GIVEN EXERCISE: Every record that follows must be duplicated exactly, with images left out.

******************************

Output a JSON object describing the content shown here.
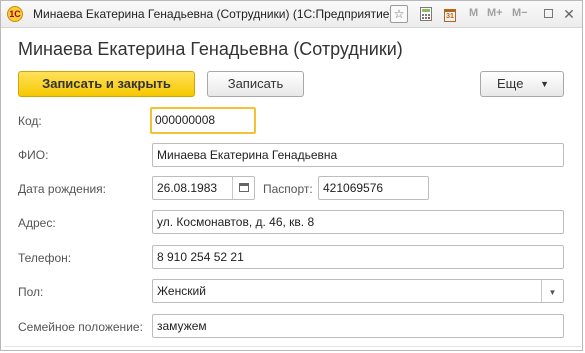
{
  "window": {
    "title": "Минаева Екатерина Генадьевна (Сотрудники)  (1С:Предприятие)",
    "app_icon_text": "1С",
    "toolbar_icons": [
      "star-icon",
      "calculator-icon",
      "calendar-icon",
      "m-icon",
      "m-plus-icon",
      "m-minus-icon",
      "restore-icon",
      "close-icon"
    ],
    "m_label": "M",
    "m_plus_label": "M+",
    "m_minus_label": "M−",
    "calendar_day": "31"
  },
  "form": {
    "title": "Минаева Екатерина Генадьевна (Сотрудники)",
    "buttons": {
      "save_close": "Записать и закрыть",
      "save": "Записать",
      "more": "Еще"
    },
    "fields": {
      "code": {
        "label": "Код:",
        "value": "000000008"
      },
      "fio": {
        "label": "ФИО:",
        "value": "Минаева Екатерина Генадьевна"
      },
      "birth_date": {
        "label": "Дата рождения:",
        "value": "26.08.1983"
      },
      "passport": {
        "label": "Паспорт:",
        "value": "421069576"
      },
      "address": {
        "label": "Адрес:",
        "value": "ул. Космонавтов, д. 46, кв. 8"
      },
      "phone": {
        "label": "Телефон:",
        "value": "8 910 254 52 21"
      },
      "gender": {
        "label": "Пол:",
        "value": "Женский"
      },
      "marital_status": {
        "label": "Семейное положение:",
        "value": "замужем"
      }
    }
  },
  "colors": {
    "primary_button": "#f6c800",
    "focus_border": "#f1c232",
    "title_text": "#333333"
  }
}
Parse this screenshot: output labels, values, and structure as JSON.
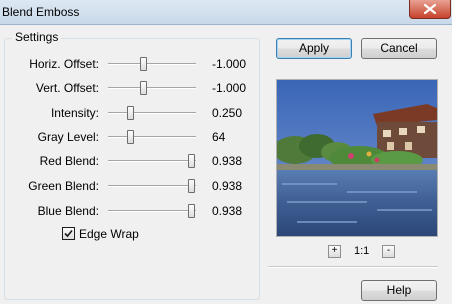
{
  "window": {
    "title": "Blend Emboss"
  },
  "group": {
    "title": "Settings"
  },
  "settings": [
    {
      "label": "Horiz. Offset:",
      "value": "-1.000",
      "level": 0.4
    },
    {
      "label": "Vert. Offset:",
      "value": "-1.000",
      "level": 0.4
    },
    {
      "label": "Intensity:",
      "value": "0.250",
      "level": 0.25
    },
    {
      "label": "Gray Level:",
      "value": "64",
      "level": 0.25
    },
    {
      "label": "Red Blend:",
      "value": "0.938",
      "level": 0.938
    },
    {
      "label": "Green Blend:",
      "value": "0.938",
      "level": 0.938
    },
    {
      "label": "Blue Blend:",
      "value": "0.938",
      "level": 0.938
    }
  ],
  "edge_wrap": {
    "label": "Edge Wrap",
    "checked": true
  },
  "buttons": {
    "apply": "Apply",
    "cancel": "Cancel",
    "help": "Help"
  },
  "zoom": {
    "in": "+",
    "out": "-",
    "level": "1:1"
  }
}
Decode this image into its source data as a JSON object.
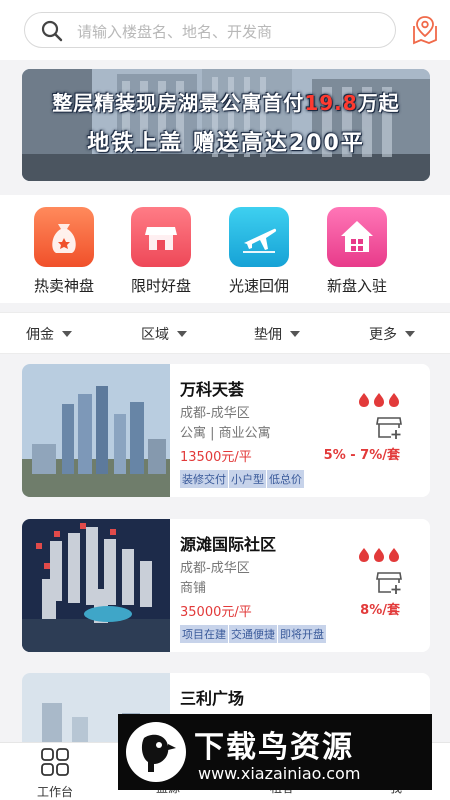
{
  "search": {
    "placeholder": "请输入楼盘名、地名、开发商"
  },
  "banner": {
    "line1_prefix": "整层精装现房湖景公寓首付",
    "line1_highlight": "19.8",
    "line1_suffix": "万起",
    "line2": "地铁上盖  赠送高达200平"
  },
  "quick_actions": [
    {
      "label": "热卖神盘",
      "icon": "money-bag-icon",
      "color": "#f4683a"
    },
    {
      "label": "限时好盘",
      "icon": "shop-icon",
      "color": "#f25c6a"
    },
    {
      "label": "光速回佣",
      "icon": "plane-icon",
      "color": "#23b6e0"
    },
    {
      "label": "新盘入驻",
      "icon": "house-icon",
      "color": "#f0529b"
    }
  ],
  "filters": [
    "佣金",
    "区域",
    "垫佣",
    "更多"
  ],
  "listings": [
    {
      "name": "万科天荟",
      "area": "成都-成华区",
      "type": "公寓 | 商业公寓",
      "price": "13500元/平",
      "tags": [
        "装修交付",
        "小户型",
        "低总价"
      ],
      "commission": "5% - 7%/套"
    },
    {
      "name": "源滩国际社区",
      "area": "成都-成华区",
      "type": "商铺",
      "price": "35000元/平",
      "tags": [
        "项目在建",
        "交通便捷",
        "即将开盘"
      ],
      "commission": "8%/套"
    },
    {
      "name": "三利广场",
      "area": "",
      "type": "",
      "price": "",
      "tags": [],
      "commission": ""
    }
  ],
  "bottom_nav": [
    {
      "label": "工作台",
      "icon": "grid-icon"
    },
    {
      "label": "盘源",
      "icon": "building-icon"
    },
    {
      "label": "租客",
      "icon": "people-icon"
    },
    {
      "label": "我",
      "icon": "user-icon"
    }
  ],
  "watermark": {
    "title": "下载鸟资源",
    "url": "www.xiazainiao.com"
  },
  "colors": {
    "accent_red": "#e23a3a",
    "tag_bg": "#c7d3ea"
  }
}
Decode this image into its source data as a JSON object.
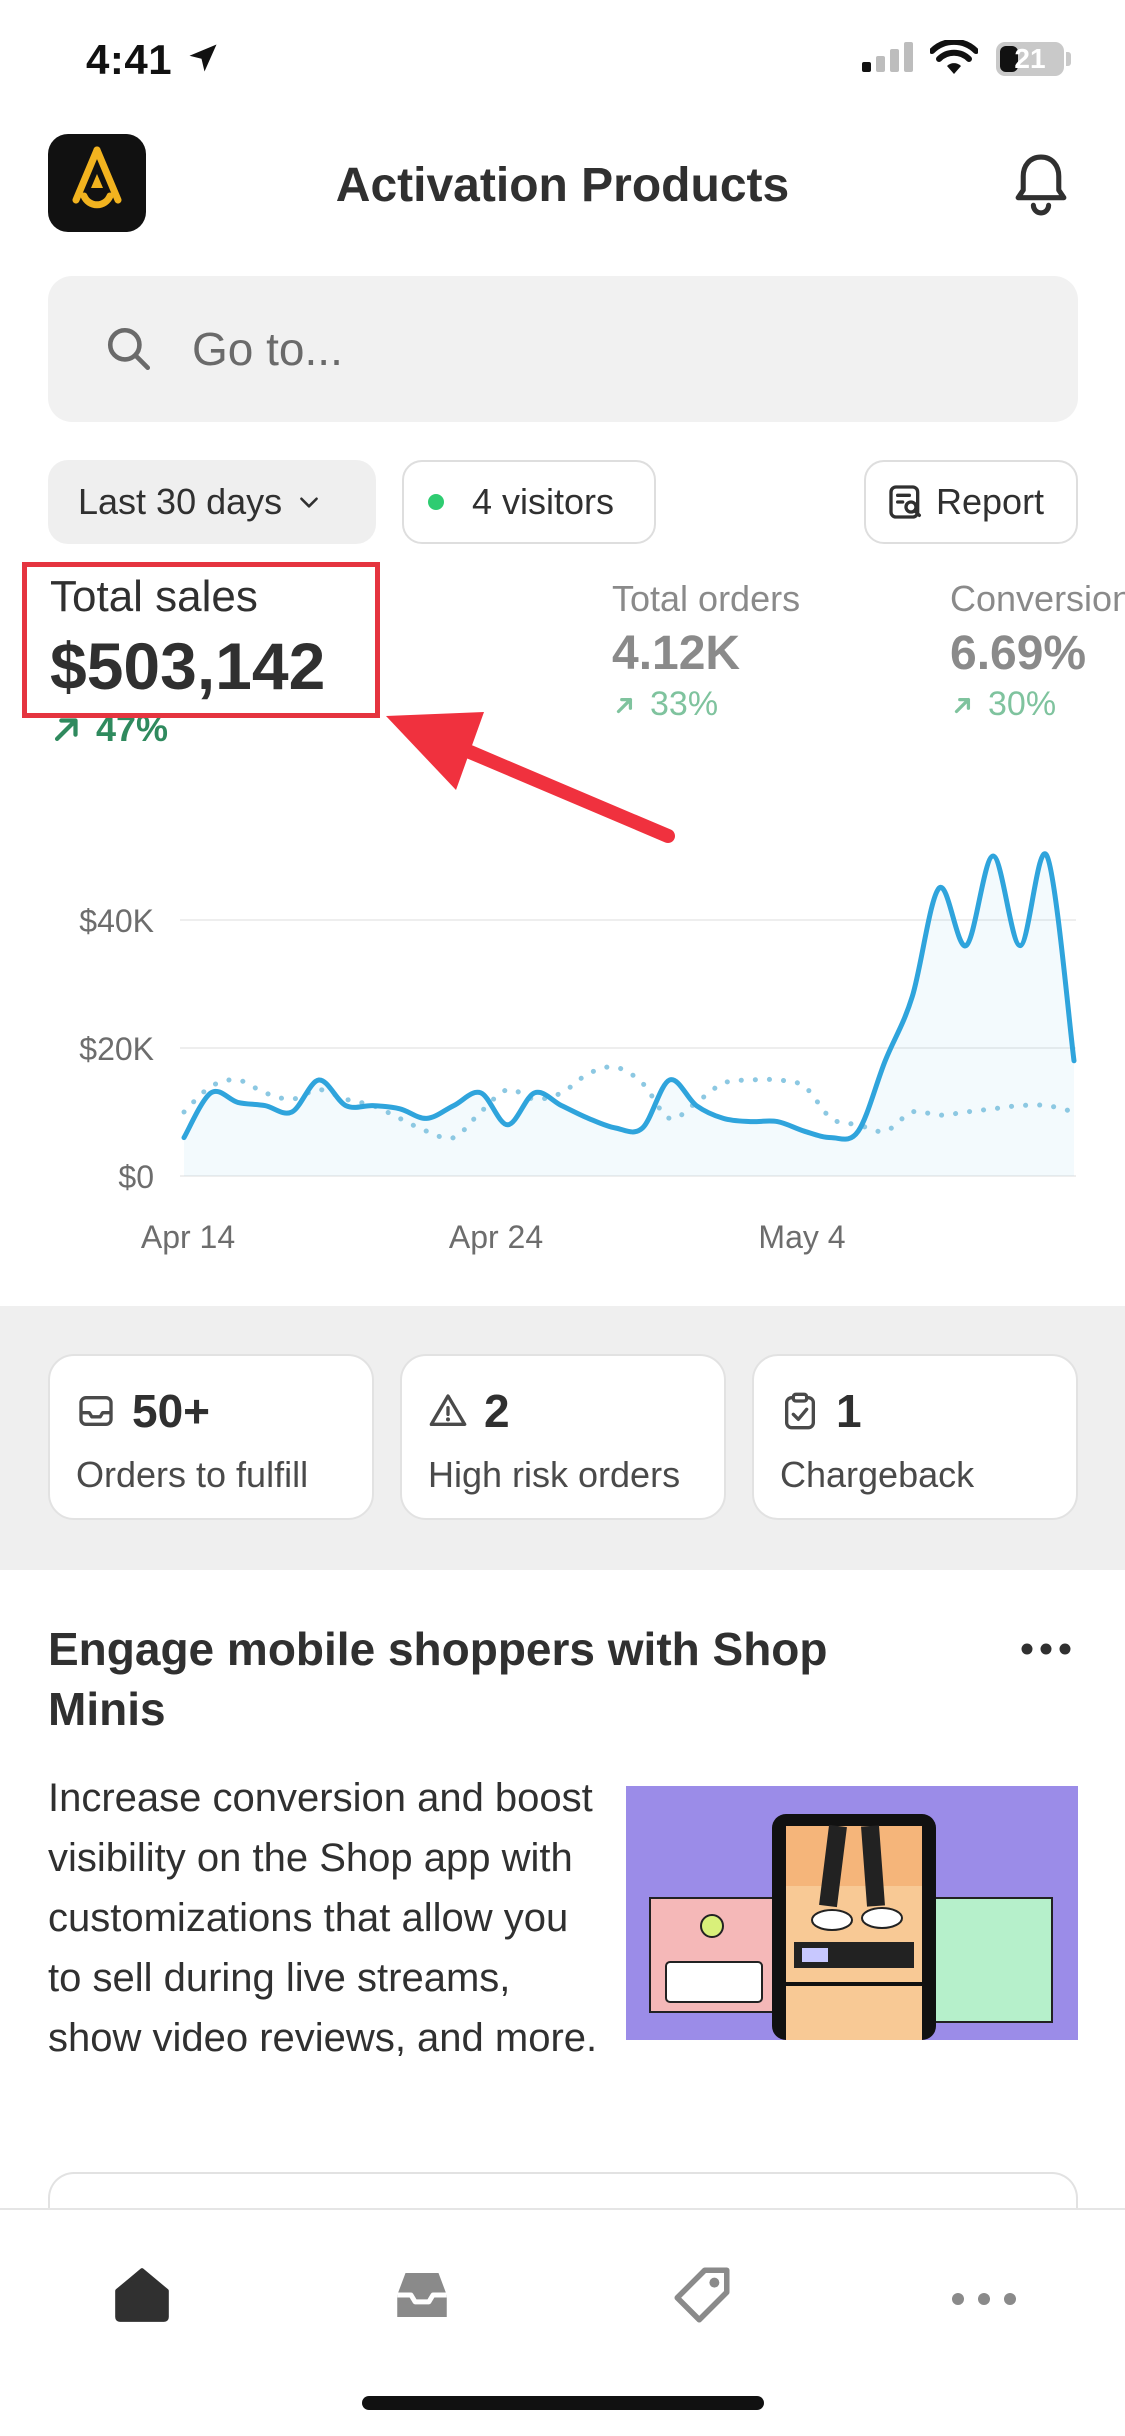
{
  "status_bar": {
    "time": "4:41",
    "battery": "21"
  },
  "header": {
    "title": "Activation Products"
  },
  "search": {
    "placeholder": "Go to..."
  },
  "filters": {
    "date_range": "Last 30 days",
    "visitors": "4 visitors",
    "report": "Report"
  },
  "metrics": [
    {
      "label": "Total sales",
      "value": "$503,142",
      "delta": "47%"
    },
    {
      "label": "Total orders",
      "value": "4.12K",
      "delta": "33%"
    },
    {
      "label": "Conversion",
      "value": "6.69%",
      "delta": "30%"
    }
  ],
  "chart_data": {
    "type": "line",
    "title": "",
    "xlabel": "",
    "ylabel": "",
    "ylim": [
      0,
      55000
    ],
    "y_ticks": [
      "$40K",
      "$20K",
      "$0"
    ],
    "x_ticks": [
      "Apr 14",
      "Apr 24",
      "May 4"
    ],
    "grid": true,
    "series": [
      {
        "style": "solid",
        "color": "#2fa4dc",
        "values": [
          6000,
          13000,
          11500,
          11000,
          10000,
          15000,
          11000,
          11000,
          10500,
          9000,
          11000,
          13000,
          8000,
          13000,
          11000,
          9000,
          7500,
          7500,
          15000,
          11000,
          9000,
          8500,
          8500,
          7000,
          6000,
          7000,
          18000,
          28000,
          45000,
          36000,
          50000,
          36000,
          50000,
          18000
        ]
      },
      {
        "style": "dotted",
        "color": "#8cc8e2",
        "values": [
          10000,
          14000,
          15000,
          13000,
          12000,
          13500,
          12000,
          11000,
          9000,
          7000,
          6000,
          10000,
          13500,
          12000,
          13000,
          16000,
          17000,
          14500,
          9000,
          11500,
          14500,
          15000,
          15000,
          14000,
          9000,
          8000,
          7000,
          10000,
          9500,
          10000,
          10500,
          11000,
          11000,
          10000
        ]
      }
    ]
  },
  "cards": [
    {
      "number": "50+",
      "label": "Orders to fulfill",
      "icon": "inbox-icon"
    },
    {
      "number": "2",
      "label": "High risk orders",
      "icon": "alert-triangle-icon"
    },
    {
      "number": "1",
      "label": "Chargeback",
      "icon": "clipboard-check-icon"
    }
  ],
  "promo": {
    "title": "Engage mobile shoppers with Shop Minis",
    "body": "Increase conversion and boost visibility on the Shop app with customizations that allow you to sell during live streams, show video reviews, and more."
  },
  "tabbar": [
    "home-icon",
    "orders-icon",
    "products-tag-icon",
    "more-icon"
  ],
  "colors": {
    "accent": "#2fa4dc",
    "positive": "#2f8a5e",
    "annotation": "#e5343f"
  }
}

******************************

RESPONSE BELOW:
Output a JSON object describing the content shown here.
{
  "window": {
    "title": "Минаева Екатерина Генадьевна (Сотрудники)  (1С:Предприятие)",
    "app_icon_text": "1С",
    "toolbar_icons": [
      "star-icon",
      "calculator-icon",
      "calendar-icon",
      "m-icon",
      "m-plus-icon",
      "m-minus-icon",
      "restore-icon",
      "close-icon"
    ],
    "m_label": "M",
    "m_plus_label": "M+",
    "m_minus_label": "M−",
    "calendar_day": "31"
  },
  "form": {
    "title": "Минаева Екатерина Генадьевна (Сотрудники)",
    "buttons": {
      "save_close": "Записать и закрыть",
      "save": "Записать",
      "more": "Еще"
    },
    "fields": {
      "code": {
        "label": "Код:",
        "value": "000000008"
      },
      "fio": {
        "label": "ФИО:",
        "value": "Минаева Екатерина Генадьевна"
      },
      "birth_date": {
        "label": "Дата рождения:",
        "value": "26.08.1983"
      },
      "passport": {
        "label": "Паспорт:",
        "value": "421069576"
      },
      "address": {
        "label": "Адрес:",
        "value": "ул. Космонавтов, д. 46, кв. 8"
      },
      "phone": {
        "label": "Телефон:",
        "value": "8 910 254 52 21"
      },
      "gender": {
        "label": "Пол:",
        "value": "Женский"
      },
      "marital_status": {
        "label": "Семейное положение:",
        "value": "замужем"
      }
    }
  },
  "colors": {
    "primary_button": "#f6c800",
    "focus_border": "#f1c232",
    "title_text": "#333333"
  }
}
Parse this screenshot: output labels, values, and structure as JSON.
{
  "window": {
    "title": "Blend Emboss"
  },
  "group": {
    "title": "Settings"
  },
  "settings": [
    {
      "label": "Horiz. Offset:",
      "value": "-1.000",
      "level": 0.4
    },
    {
      "label": "Vert. Offset:",
      "value": "-1.000",
      "level": 0.4
    },
    {
      "label": "Intensity:",
      "value": "0.250",
      "level": 0.25
    },
    {
      "label": "Gray Level:",
      "value": "64",
      "level": 0.25
    },
    {
      "label": "Red Blend:",
      "value": "0.938",
      "level": 0.938
    },
    {
      "label": "Green Blend:",
      "value": "0.938",
      "level": 0.938
    },
    {
      "label": "Blue Blend:",
      "value": "0.938",
      "level": 0.938
    }
  ],
  "edge_wrap": {
    "label": "Edge Wrap",
    "checked": true
  },
  "buttons": {
    "apply": "Apply",
    "cancel": "Cancel",
    "help": "Help"
  },
  "zoom": {
    "in": "+",
    "out": "-",
    "level": "1:1"
  }
}
Decode this image into its source data as a JSON object.
{
  "search": {
    "placeholder": "请输入楼盘名、地名、开发商"
  },
  "banner": {
    "line1_prefix": "整层精装现房湖景公寓首付",
    "line1_highlight": "19.8",
    "line1_suffix": "万起",
    "line2": "地铁上盖  赠送高达200平"
  },
  "quick_actions": [
    {
      "label": "热卖神盘",
      "icon": "money-bag-icon",
      "color": "#f4683a"
    },
    {
      "label": "限时好盘",
      "icon": "shop-icon",
      "color": "#f25c6a"
    },
    {
      "label": "光速回佣",
      "icon": "plane-icon",
      "color": "#23b6e0"
    },
    {
      "label": "新盘入驻",
      "icon": "house-icon",
      "color": "#f0529b"
    }
  ],
  "filters": [
    "佣金",
    "区域",
    "垫佣",
    "更多"
  ],
  "listings": [
    {
      "name": "万科天荟",
      "area": "成都-成华区",
      "type": "公寓 | 商业公寓",
      "price": "13500元/平",
      "tags": [
        "装修交付",
        "小户型",
        "低总价"
      ],
      "commission": "5% - 7%/套"
    },
    {
      "name": "源滩国际社区",
      "area": "成都-成华区",
      "type": "商铺",
      "price": "35000元/平",
      "tags": [
        "项目在建",
        "交通便捷",
        "即将开盘"
      ],
      "commission": "8%/套"
    },
    {
      "name": "三利广场",
      "area": "",
      "type": "",
      "price": "",
      "tags": [],
      "commission": ""
    }
  ],
  "bottom_nav": [
    {
      "label": "工作台",
      "icon": "grid-icon"
    },
    {
      "label": "盘源",
      "icon": "building-icon"
    },
    {
      "label": "租客",
      "icon": "people-icon"
    },
    {
      "label": "我",
      "icon": "user-icon"
    }
  ],
  "watermark": {
    "title": "下载鸟资源",
    "url": "www.xiazainiao.com"
  },
  "colors": {
    "accent_red": "#e23a3a",
    "tag_bg": "#c7d3ea"
  }
}
Decode this image into its source data as a JSON object.
{
  "status_bar": {
    "time": "4:41",
    "battery": "21"
  },
  "header": {
    "title": "Activation Products"
  },
  "search": {
    "placeholder": "Go to..."
  },
  "filters": {
    "date_range": "Last 30 days",
    "visitors": "4 visitors",
    "report": "Report"
  },
  "metrics": [
    {
      "label": "Total sales",
      "value": "$503,142",
      "delta": "47%"
    },
    {
      "label": "Total orders",
      "value": "4.12K",
      "delta": "33%"
    },
    {
      "label": "Conversion",
      "value": "6.69%",
      "delta": "30%"
    }
  ],
  "chart_data": {
    "type": "line",
    "title": "",
    "xlabel": "",
    "ylabel": "",
    "ylim": [
      0,
      55000
    ],
    "y_ticks": [
      "$40K",
      "$20K",
      "$0"
    ],
    "x_ticks": [
      "Apr 14",
      "Apr 24",
      "May 4"
    ],
    "grid": true,
    "series": [
      {
        "style": "solid",
        "color": "#2fa4dc",
        "values": [
          6000,
          13000,
          11500,
          11000,
          10000,
          15000,
          11000,
          11000,
          10500,
          9000,
          11000,
          13000,
          8000,
          13000,
          11000,
          9000,
          7500,
          7500,
          15000,
          11000,
          9000,
          8500,
          8500,
          7000,
          6000,
          7000,
          18000,
          28000,
          45000,
          36000,
          50000,
          36000,
          50000,
          18000
        ]
      },
      {
        "style": "dotted",
        "color": "#8cc8e2",
        "values": [
          10000,
          14000,
          15000,
          13000,
          12000,
          13500,
          12000,
          11000,
          9000,
          7000,
          6000,
          10000,
          13500,
          12000,
          13000,
          16000,
          17000,
          14500,
          9000,
          11500,
          14500,
          15000,
          15000,
          14000,
          9000,
          8000,
          7000,
          10000,
          9500,
          10000,
          10500,
          11000,
          11000,
          10000
        ]
      }
    ]
  },
  "cards": [
    {
      "number": "50+",
      "label": "Orders to fulfill",
      "icon": "inbox-icon"
    },
    {
      "number": "2",
      "label": "High risk orders",
      "icon": "alert-triangle-icon"
    },
    {
      "number": "1",
      "label": "Chargeback",
      "icon": "clipboard-check-icon"
    }
  ],
  "promo": {
    "title": "Engage mobile shoppers with Shop Minis",
    "body": "Increase conversion and boost visibility on the Shop app with customizations that allow you to sell during live streams, show video reviews, and more."
  },
  "tabbar": [
    "home-icon",
    "orders-icon",
    "products-tag-icon",
    "more-icon"
  ],
  "colors": {
    "accent": "#2fa4dc",
    "positive": "#2f8a5e",
    "annotation": "#e5343f"
  }
}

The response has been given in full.